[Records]

----

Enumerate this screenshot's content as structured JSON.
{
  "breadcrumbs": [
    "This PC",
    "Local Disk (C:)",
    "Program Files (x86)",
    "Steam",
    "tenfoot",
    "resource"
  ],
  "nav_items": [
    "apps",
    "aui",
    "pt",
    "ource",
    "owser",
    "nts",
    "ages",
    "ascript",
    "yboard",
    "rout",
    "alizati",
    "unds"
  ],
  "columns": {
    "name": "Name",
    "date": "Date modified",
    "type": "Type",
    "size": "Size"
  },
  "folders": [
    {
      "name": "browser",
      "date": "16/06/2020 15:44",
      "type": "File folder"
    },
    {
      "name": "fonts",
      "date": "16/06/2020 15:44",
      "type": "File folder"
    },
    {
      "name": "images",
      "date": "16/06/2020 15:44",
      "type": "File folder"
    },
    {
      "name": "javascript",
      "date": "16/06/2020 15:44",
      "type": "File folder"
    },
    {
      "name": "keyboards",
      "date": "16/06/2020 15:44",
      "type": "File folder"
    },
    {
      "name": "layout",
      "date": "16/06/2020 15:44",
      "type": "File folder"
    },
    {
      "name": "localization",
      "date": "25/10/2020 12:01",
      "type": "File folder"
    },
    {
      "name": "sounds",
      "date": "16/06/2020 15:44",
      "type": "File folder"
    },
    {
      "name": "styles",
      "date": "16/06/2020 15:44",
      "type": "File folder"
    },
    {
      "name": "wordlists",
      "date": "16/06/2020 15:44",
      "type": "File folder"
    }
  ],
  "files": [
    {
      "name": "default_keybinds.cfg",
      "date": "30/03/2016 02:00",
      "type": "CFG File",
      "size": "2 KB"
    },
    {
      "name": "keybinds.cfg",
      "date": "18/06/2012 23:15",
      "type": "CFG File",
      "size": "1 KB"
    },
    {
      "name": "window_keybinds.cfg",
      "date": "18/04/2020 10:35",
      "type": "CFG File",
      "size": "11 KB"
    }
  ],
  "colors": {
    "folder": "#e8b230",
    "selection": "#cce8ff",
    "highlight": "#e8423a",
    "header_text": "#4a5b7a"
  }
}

----

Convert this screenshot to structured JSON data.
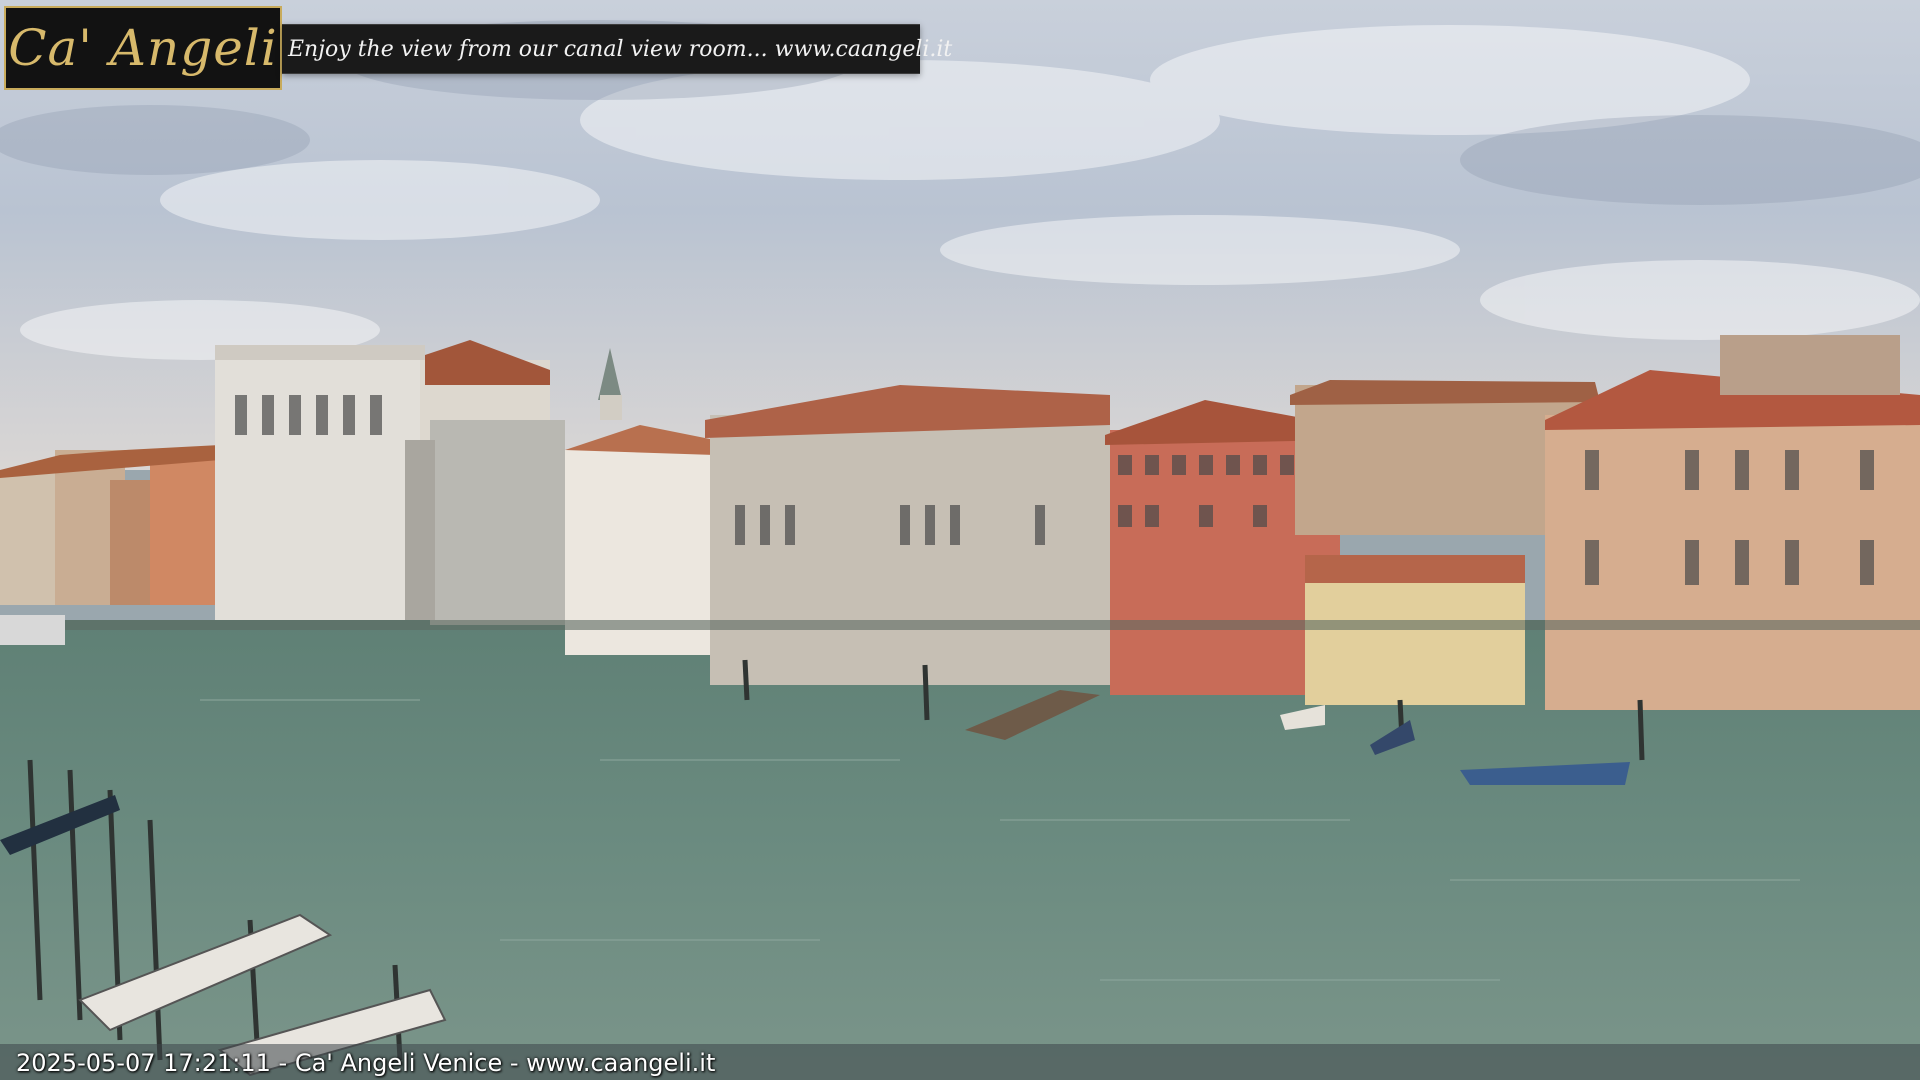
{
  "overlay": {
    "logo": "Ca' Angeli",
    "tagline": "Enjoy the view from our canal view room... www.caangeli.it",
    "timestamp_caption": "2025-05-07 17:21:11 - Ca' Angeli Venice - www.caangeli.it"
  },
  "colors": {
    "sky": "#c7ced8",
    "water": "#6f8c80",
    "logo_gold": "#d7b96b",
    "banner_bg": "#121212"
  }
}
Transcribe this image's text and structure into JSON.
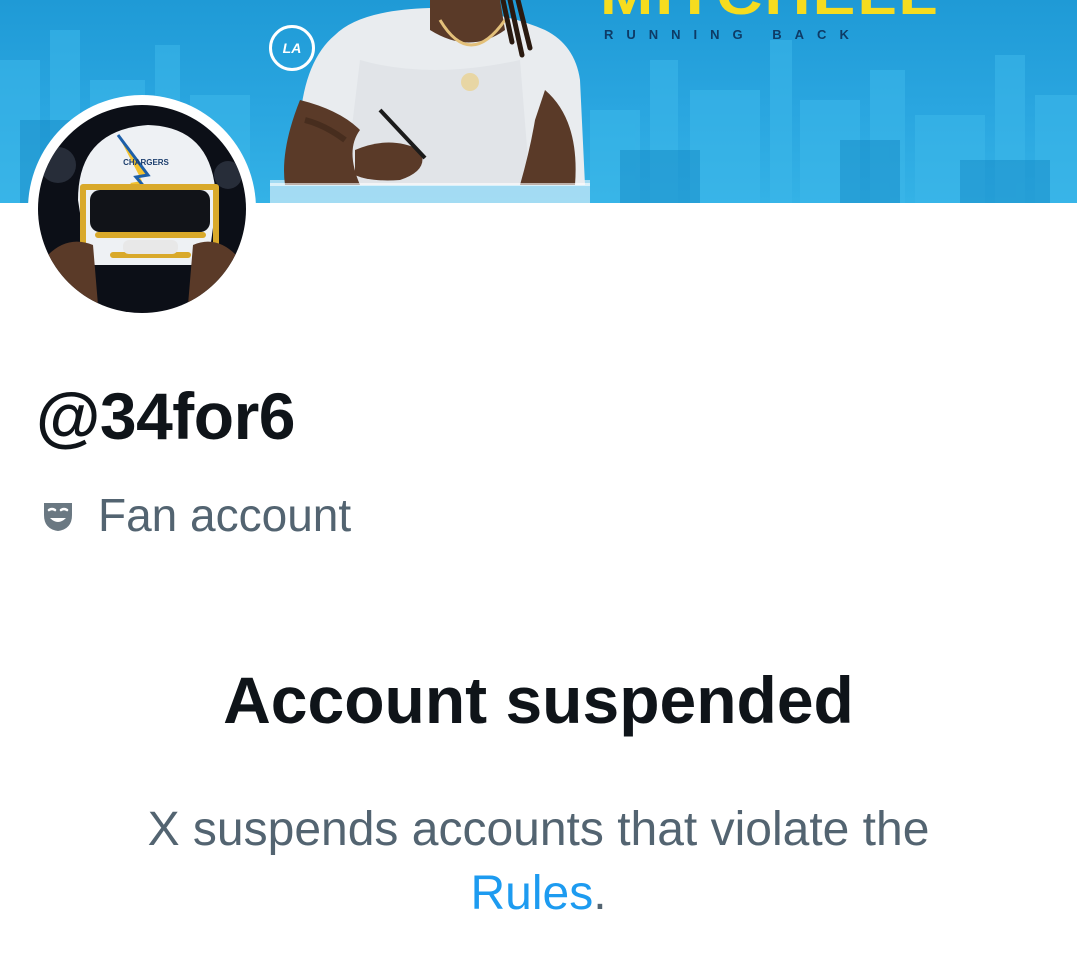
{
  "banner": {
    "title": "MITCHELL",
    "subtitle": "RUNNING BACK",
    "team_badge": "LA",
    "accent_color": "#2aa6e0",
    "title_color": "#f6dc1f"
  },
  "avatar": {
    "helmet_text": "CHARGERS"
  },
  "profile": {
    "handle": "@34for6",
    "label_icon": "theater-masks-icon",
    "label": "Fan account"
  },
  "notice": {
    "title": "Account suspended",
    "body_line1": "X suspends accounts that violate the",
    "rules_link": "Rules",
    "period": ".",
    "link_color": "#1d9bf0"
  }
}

----

§ **WHAT IS ASKED**
Search the listing for the word "caangeli". Copy every line in which it occurs.

§ **CORRECT ANSWER**
    "tagline": "Enjoy the view from our canal view room... www.caangeli.it",
    "timestamp_caption": "2025-05-07 17:21:11 - Ca' Angeli Venice - www.caangeli.it"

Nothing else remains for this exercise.